→ WRITTEN INSTRUCTION
Reproduce the listing exactly, with no pictures in your copy.

→ RECORDS FOR PROCESSING
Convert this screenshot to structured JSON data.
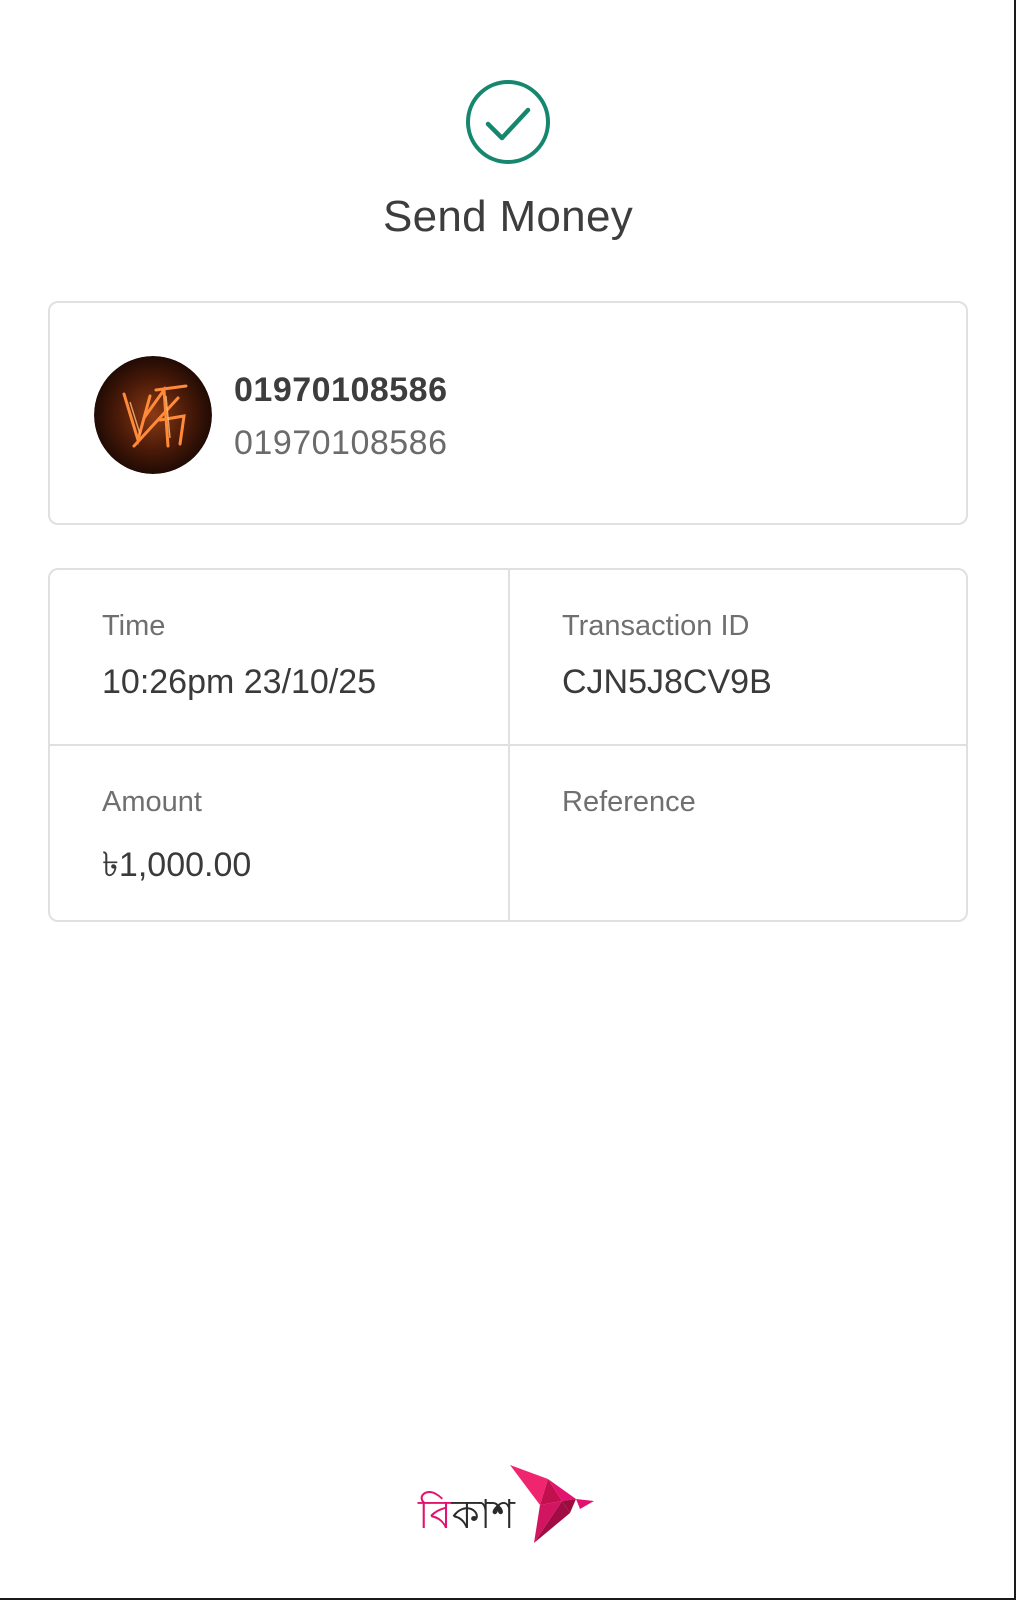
{
  "status": {
    "icon": "check-circle-icon",
    "color": "#16876f"
  },
  "header": {
    "title": "Send Money"
  },
  "recipient": {
    "name": "01970108586",
    "number": "01970108586",
    "avatar": "avatar-image"
  },
  "details": {
    "time_label": "Time",
    "time_value": "10:26pm 23/10/25",
    "txn_label": "Transaction ID",
    "txn_value": "CJN5J8CV9B",
    "amount_label": "Amount",
    "amount_value": "৳1,000.00",
    "reference_label": "Reference",
    "reference_value": ""
  },
  "brand": {
    "logo_text_first": "বি",
    "logo_text_rest": "কাশ",
    "accent": "#e2136e"
  }
}
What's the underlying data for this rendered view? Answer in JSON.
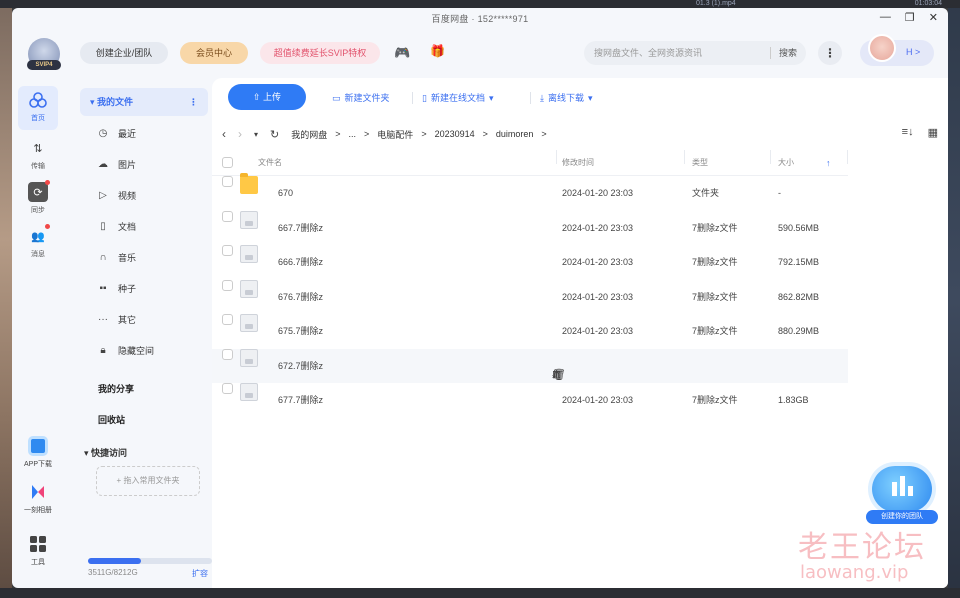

→ EXPECTED OUTPUT
Convert this screenshot to structured JSON data.
{
  "status": {
    "icon": "check-circle-icon",
    "color": "#16876f"
  },
  "header": {
    "title": "Send Money"
  },
  "recipient": {
    "name": "01970108586",
    "number": "01970108586",
    "avatar": "avatar-image"
  },
  "details": {
    "time_label": "Time",
    "time_value": "10:26pm 23/10/25",
    "txn_label": "Transaction ID",
    "txn_value": "CJN5J8CV9B",
    "amount_label": "Amount",
    "amount_value": "৳1,000.00",
    "reference_label": "Reference",
    "reference_value": ""
  },
  "brand": {
    "logo_text_first": "বি",
    "logo_text_rest": "কাশ",
    "accent": "#e2136e"
  }
}
What's the underlying data for this rendered view? Answer in JSON.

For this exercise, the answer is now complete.